__Required work__:
Each entry here needs to be set down again exactly, please; pictures are left out.

━━ Exercise data

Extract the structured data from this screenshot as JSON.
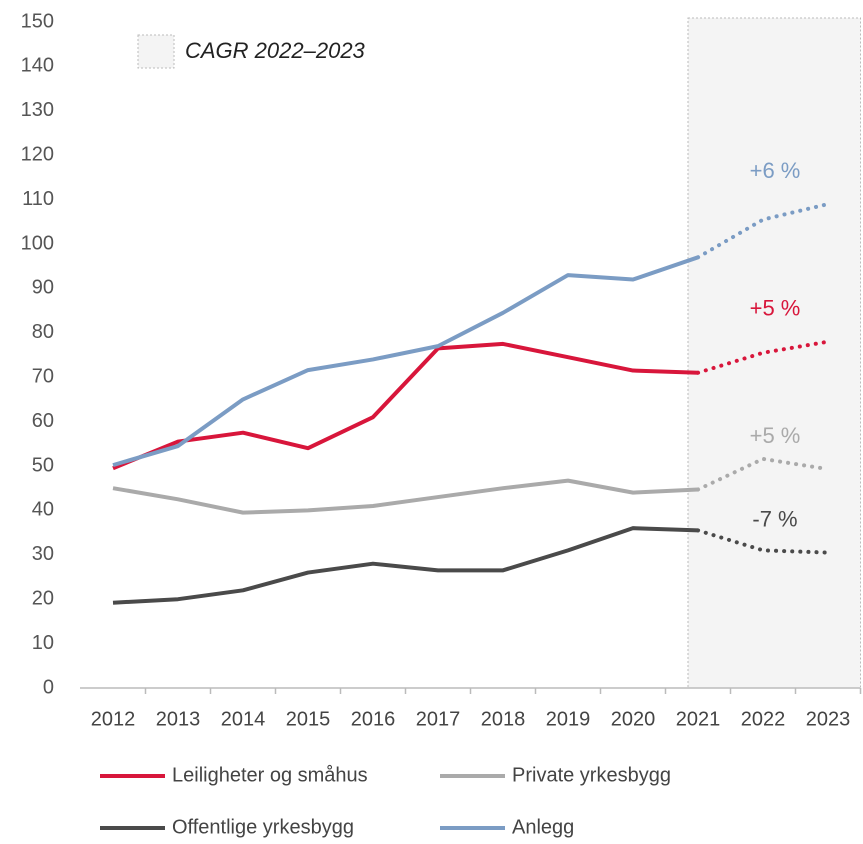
{
  "chart_data": {
    "type": "line",
    "categories": [
      "2012",
      "2013",
      "2014",
      "2015",
      "2016",
      "2017",
      "2018",
      "2019",
      "2020",
      "2021",
      "2022",
      "2023"
    ],
    "series": [
      {
        "name": "Leiligheter og småhus",
        "color": "#d8163b",
        "annotation": "+5 %",
        "values": [
          49.5,
          55.5,
          57.5,
          54,
          61,
          76.5,
          77.5,
          74.5,
          71.5,
          71,
          75.5,
          78
        ]
      },
      {
        "name": "Private yrkesbygg",
        "color": "#aaaaaa",
        "annotation": "+5 %",
        "values": [
          45,
          42.5,
          39.5,
          40,
          41,
          43,
          45,
          46.7,
          44,
          44.7,
          51.6,
          49.3
        ]
      },
      {
        "name": "Offentlige yrkesbygg",
        "color": "#4a4a4a",
        "annotation": "-7 %",
        "values": [
          19.2,
          20,
          22,
          26,
          28,
          26.5,
          26.5,
          31,
          36,
          35.5,
          31,
          30.5
        ]
      },
      {
        "name": "Anlegg",
        "color": "#7b9cc4",
        "annotation": "+6 %",
        "values": [
          50.2,
          54.5,
          65,
          71.6,
          74,
          77,
          84.5,
          93,
          92,
          97,
          105.5,
          109
        ]
      }
    ],
    "shaded_region": {
      "label": "CAGR 2022–2023",
      "from": "2021",
      "to": "2023"
    },
    "ylim": [
      0,
      150
    ],
    "yticks": [
      0,
      10,
      20,
      30,
      40,
      50,
      60,
      70,
      80,
      90,
      100,
      110,
      120,
      130,
      140,
      150
    ]
  }
}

━━━━

__Solution to the exercise__:
Extract the structured data from this screenshot as JSON.
{
  "chart_data": {
    "type": "line",
    "categories": [
      "2012",
      "2013",
      "2014",
      "2015",
      "2016",
      "2017",
      "2018",
      "2019",
      "2020",
      "2021",
      "2022",
      "2023"
    ],
    "series": [
      {
        "name": "Leiligheter og småhus",
        "color": "#d8163b",
        "annotation": "+5 %",
        "values": [
          49.5,
          55.5,
          57.5,
          54,
          61,
          76.5,
          77.5,
          74.5,
          71.5,
          71,
          75.5,
          78
        ]
      },
      {
        "name": "Private yrkesbygg",
        "color": "#aaaaaa",
        "annotation": "+5 %",
        "values": [
          45,
          42.5,
          39.5,
          40,
          41,
          43,
          45,
          46.7,
          44,
          44.7,
          51.6,
          49.3
        ]
      },
      {
        "name": "Offentlige yrkesbygg",
        "color": "#4a4a4a",
        "annotation": "-7 %",
        "values": [
          19.2,
          20,
          22,
          26,
          28,
          26.5,
          26.5,
          31,
          36,
          35.5,
          31,
          30.5
        ]
      },
      {
        "name": "Anlegg",
        "color": "#7b9cc4",
        "annotation": "+6 %",
        "values": [
          50.2,
          54.5,
          65,
          71.6,
          74,
          77,
          84.5,
          93,
          92,
          97,
          105.5,
          109
        ]
      }
    ],
    "shaded_region": {
      "label": "CAGR 2022–2023",
      "from": "2021",
      "to": "2023"
    },
    "ylim": [
      0,
      150
    ],
    "yticks": [
      0,
      10,
      20,
      30,
      40,
      50,
      60,
      70,
      80,
      90,
      100,
      110,
      120,
      130,
      140,
      150
    ]
  }
}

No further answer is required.